## START EXCERPTED RECORDS

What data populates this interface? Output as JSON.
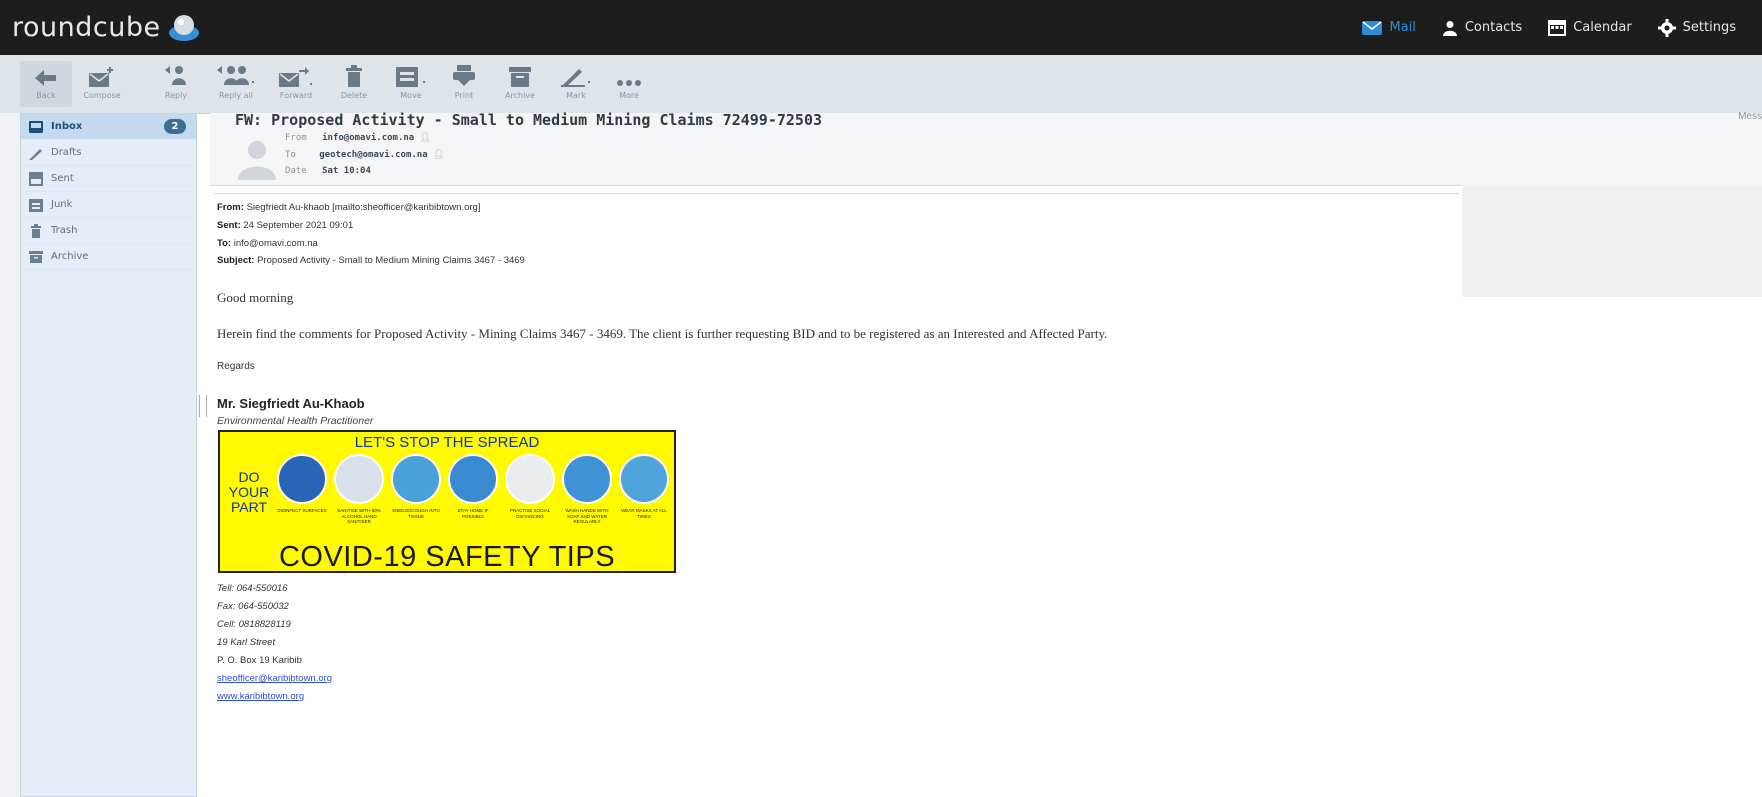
{
  "app": {
    "logo_text": "roundcube"
  },
  "topnav": [
    {
      "label": "Mail",
      "icon": "mail-icon",
      "active": true
    },
    {
      "label": "Contacts",
      "icon": "contacts-icon"
    },
    {
      "label": "Calendar",
      "icon": "calendar-icon"
    },
    {
      "label": "Settings",
      "icon": "gear-icon"
    }
  ],
  "toolbar": {
    "back": "Back",
    "compose": "Compose",
    "reply": "Reply",
    "reply_all": "Reply all",
    "forward": "Forward",
    "delete": "Delete",
    "move": "Move",
    "print": "Print",
    "archive": "Archive",
    "mark": "Mark",
    "more": "More"
  },
  "folders": [
    {
      "label": "Inbox",
      "icon": "inbox-icon",
      "count": "2",
      "selected": true
    },
    {
      "label": "Drafts",
      "icon": "pencil-icon"
    },
    {
      "label": "Sent",
      "icon": "sent-icon"
    },
    {
      "label": "Junk",
      "icon": "junk-icon"
    },
    {
      "label": "Trash",
      "icon": "trash-icon"
    },
    {
      "label": "Archive",
      "icon": "archive-icon"
    }
  ],
  "message": {
    "subject": "FW: Proposed Activity - Small to Medium Mining Claims 72499-72503",
    "from_label": "From",
    "from": "info@omavi.com.na",
    "to_label": "To",
    "to": "geotech@omavi.com.na",
    "date_label": "Date",
    "date": "Sat 10:04",
    "right_label": "Mess"
  },
  "body": {
    "fwd_from_label": "From:",
    "fwd_from": "Siegfriedt Au-khaob [mailto:sheofficer@karibibtown.org]",
    "fwd_sent_label": "Sent:",
    "fwd_sent": "24 September 2021 09:01",
    "fwd_to_label": "To:",
    "fwd_to": "info@omavi.com.na",
    "fwd_subject_label": "Subject:",
    "fwd_subject": "Proposed Activity - Small to Medium Mining Claims 3467 - 3469",
    "greeting": "Good morning",
    "paragraph": "Herein find the comments for Proposed Activity - Mining Claims  3467 - 3469.  The client is further requesting BID and to be registered as an Interested and Affected Party.",
    "regards": "Regards",
    "sig_name": "Mr. Siegfriedt Au-Khaob",
    "sig_role": "Environmental Health Practitioner",
    "tel": "Tell: 064-550016",
    "fax": "Fax: 064-550032",
    "cell": "Cell: 0818828119",
    "street": "19 Karl Street",
    "pobox": "P. O. Box 19 Karibib",
    "email_link": "sheofficer@karibibtown.org",
    "web_link": "www.karibibtown.org"
  },
  "banner": {
    "title": "LET'S STOP THE SPREAD",
    "do_your_part": [
      "DO",
      "YOUR",
      "PART"
    ],
    "main": "COVID-19 SAFETY TIPS",
    "tips": [
      {
        "caption": "DISINFECT SURFACES",
        "color": "#2a64b5"
      },
      {
        "caption": "SANITISE WITH 60% ALCOHOL HAND SANITISER",
        "color": "#d9e2ea"
      },
      {
        "caption": "SNEEZE/COUGH INTO TISSUE",
        "color": "#4aa0d8"
      },
      {
        "caption": "STAY HOME IF POSSIBLE",
        "color": "#3a8ad0"
      },
      {
        "caption": "PRACTISE SOCIAL DISTANCING",
        "color": "#e9edf0"
      },
      {
        "caption": "WASH HANDS WITH SOAP AND WATER REGULARLY",
        "color": "#3f93d5"
      },
      {
        "caption": "WEAR MASKS AT ALL TIMES",
        "color": "#4fa4dc"
      }
    ]
  },
  "colors": {
    "topbar": "#1d1d1d",
    "accent": "#2e8bd6",
    "sidebar": "#e5eef7",
    "banner": "#fffa00"
  }
}
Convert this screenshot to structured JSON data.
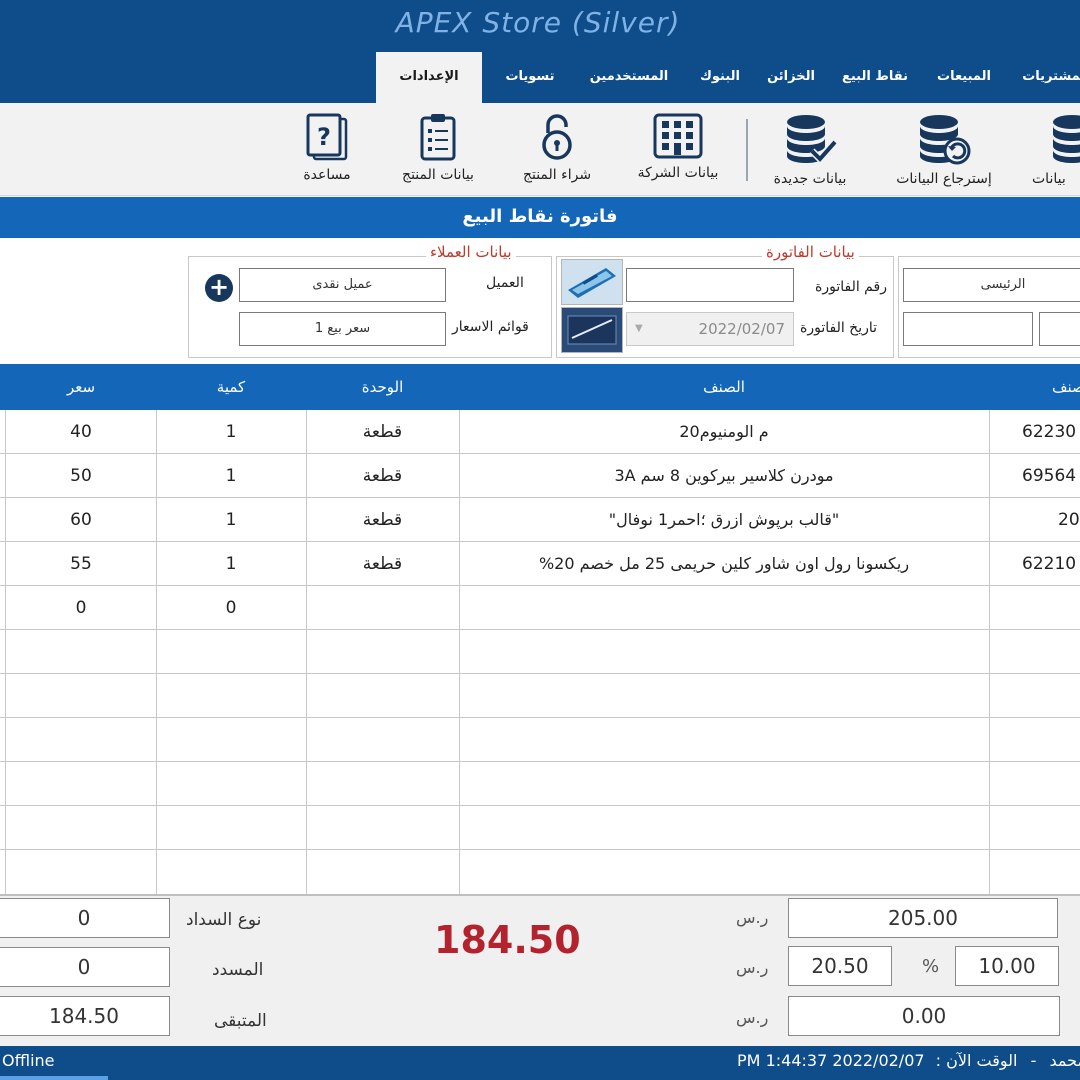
{
  "app": {
    "title": "APEX Store (Silver)"
  },
  "tabs": [
    {
      "label": "المشتريات"
    },
    {
      "label": "المبيعات"
    },
    {
      "label": "نقاط البيع"
    },
    {
      "label": "الخزائن"
    },
    {
      "label": "البنوك"
    },
    {
      "label": "المستخدمين"
    },
    {
      "label": "تسويات"
    },
    {
      "label": "الإعدادات",
      "active": true
    }
  ],
  "ribbon": {
    "buttons": [
      {
        "label": "بيانات",
        "icon": "database-icon"
      },
      {
        "label": "إسترجاع البيانات",
        "icon": "database-restore-icon"
      },
      {
        "label": "بيانات جديدة",
        "icon": "database-check-icon"
      },
      {
        "label": "بيانات الشركة",
        "icon": "building-icon"
      },
      {
        "label": "شراء المنتج",
        "icon": "lock-icon"
      },
      {
        "label": "بيانات المنتج",
        "icon": "clipboard-icon"
      },
      {
        "label": "مساعدة",
        "icon": "help-icon"
      }
    ]
  },
  "section": {
    "title": "فاتورة نقاط البيع"
  },
  "invoice": {
    "group_title": "بيانات الفاتورة",
    "number_label": "رقم الفاتورة",
    "number_value": "",
    "date_label": "تاريخ الفاتورة",
    "date_value": "2022/02/07",
    "store_value": "الرئيسى"
  },
  "customer": {
    "group_title": "بيانات العملاء",
    "customer_label": "العميل",
    "customer_value": "عميل نقدى",
    "pricelist_label": "قوائم الاسعار",
    "pricelist_value": "سعر بيع 1"
  },
  "grid": {
    "columns": {
      "price": "سعر",
      "qty": "كمية",
      "unit": "الوحدة",
      "item": "الصنف",
      "code": "كود الصنف"
    },
    "rows": [
      {
        "price": "40",
        "qty": "1",
        "unit": "قطعة",
        "item": "20م الومنيوم",
        "code": "62230"
      },
      {
        "price": "50",
        "qty": "1",
        "unit": "قطعة",
        "item": "3A مودرن كلاسير بيركوين 8 سم",
        "code": "69564"
      },
      {
        "price": "60",
        "qty": "1",
        "unit": "قطعة",
        "item": "\"قالب برپوش ازرق ؛احمر1 نوفال\"",
        "code": "20"
      },
      {
        "price": "55",
        "qty": "1",
        "unit": "قطعة",
        "item": "%ريكسونا رول اون شاور كلين حريمى 25 مل خصم 20",
        "code": "62210"
      },
      {
        "price": "0",
        "qty": "0",
        "unit": "",
        "item": "",
        "code": ""
      }
    ]
  },
  "totals": {
    "grand_total": "184.50",
    "subtotal": "205.00",
    "discount_value": "20.50",
    "discount_percent": "10.00",
    "percent_sign": "%",
    "tax": "0.00",
    "currency": "ر.س",
    "payment_type_label": "نوع السداد",
    "payment_type_value": "0",
    "paid_label": "المسدد",
    "paid_value": "0",
    "remaining_label": "المتبقى",
    "remaining_value": "184.50"
  },
  "status": {
    "left": "Offline",
    "time_label": "الوقت الآن :",
    "datetime": "PM 1:44:37 2022/02/07",
    "separator": "-",
    "user": "محمد"
  }
}
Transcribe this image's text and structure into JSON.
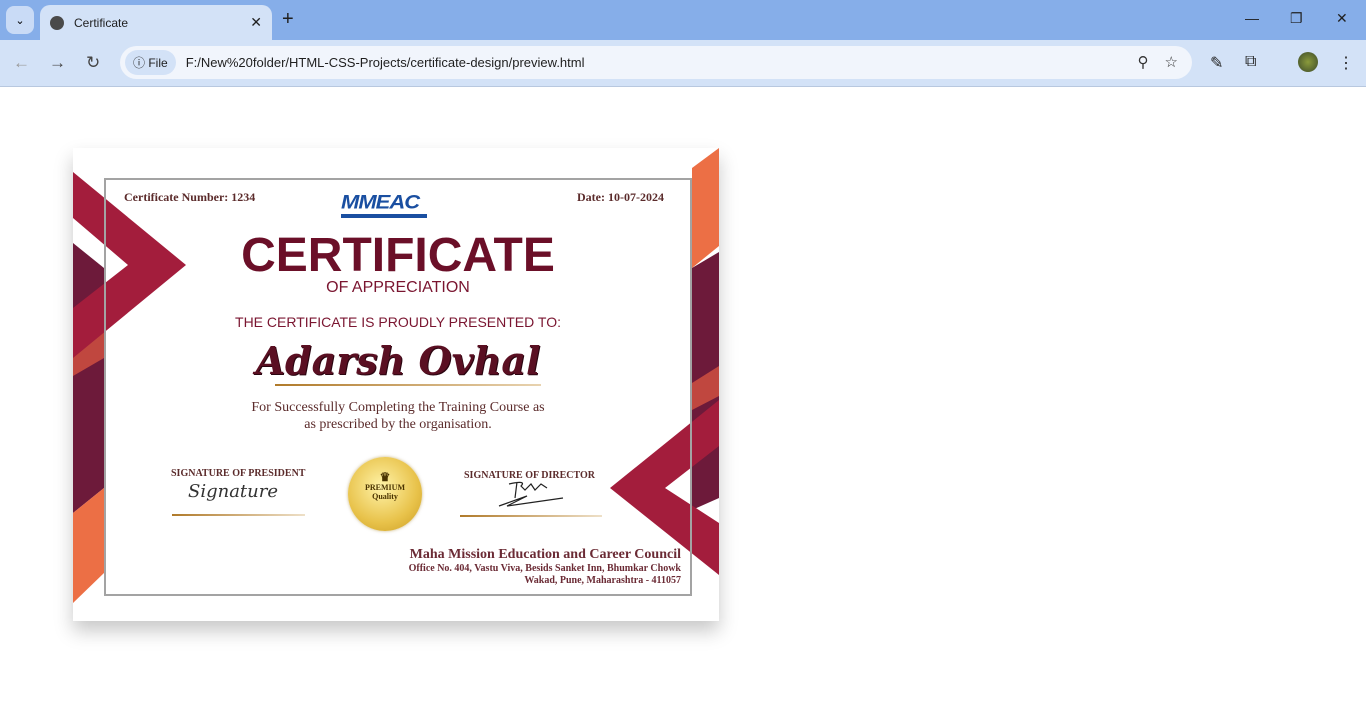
{
  "browser": {
    "tab_title": "Certificate",
    "url_chip": "File",
    "url": "F:/New%20folder/HTML-CSS-Projects/certificate-design/preview.html"
  },
  "certificate": {
    "number": "Certificate Number: 1234",
    "date": "Date: 10-07-2024",
    "logo_text": "MMEAC",
    "title": "CERTIFICATE",
    "subtitle": "OF APPRECIATION",
    "presented": "THE CERTIFICATE IS PROUDLY PRESENTED TO:",
    "recipient": "Adarsh Ovhal",
    "description_line1": "For Successfully Completing the Training Course as",
    "description_line2": "as prescribed by the organisation.",
    "sig_president_label": "SIGNATURE OF PRESIDENT",
    "sig_president": "Signature",
    "sig_director_label": "SIGNATURE OF DIRECTOR",
    "seal_line1": "PREMIUM",
    "seal_line2": "Quality",
    "org_name": "Maha Mission Education and Career Council",
    "org_address1": "Office No. 404, Vastu Viva, Besids Sanket Inn, Bhumkar Chowk",
    "org_address2": "Wakad, Pune, Maharashtra - 411057"
  },
  "colors": {
    "crimson": "#a31d3c",
    "plum": "#6d1a3a",
    "orange": "#ec6f45",
    "title": "#6b0f28"
  }
}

## END EXCERPTED RECORDS

Quote exactly, and nothing besides, the lines from the one with "Transcribe this image's" through the end of the records above; include both ends and omit the pictures.

Transcribe this image's text and structure into JSON.
{
  "browser": {
    "tab_title": "Certificate",
    "url_chip": "File",
    "url": "F:/New%20folder/HTML-CSS-Projects/certificate-design/preview.html"
  },
  "certificate": {
    "number": "Certificate Number: 1234",
    "date": "Date: 10-07-2024",
    "logo_text": "MMEAC",
    "title": "CERTIFICATE",
    "subtitle": "OF APPRECIATION",
    "presented": "THE CERTIFICATE IS PROUDLY PRESENTED TO:",
    "recipient": "Adarsh Ovhal",
    "description_line1": "For Successfully Completing the Training Course as",
    "description_line2": "as prescribed by the organisation.",
    "sig_president_label": "SIGNATURE OF PRESIDENT",
    "sig_president": "Signature",
    "sig_director_label": "SIGNATURE OF DIRECTOR",
    "seal_line1": "PREMIUM",
    "seal_line2": "Quality",
    "org_name": "Maha Mission Education and Career Council",
    "org_address1": "Office No. 404, Vastu Viva, Besids Sanket Inn, Bhumkar Chowk",
    "org_address2": "Wakad, Pune, Maharashtra - 411057"
  },
  "colors": {
    "crimson": "#a31d3c",
    "plum": "#6d1a3a",
    "orange": "#ec6f45",
    "title": "#6b0f28"
  }
}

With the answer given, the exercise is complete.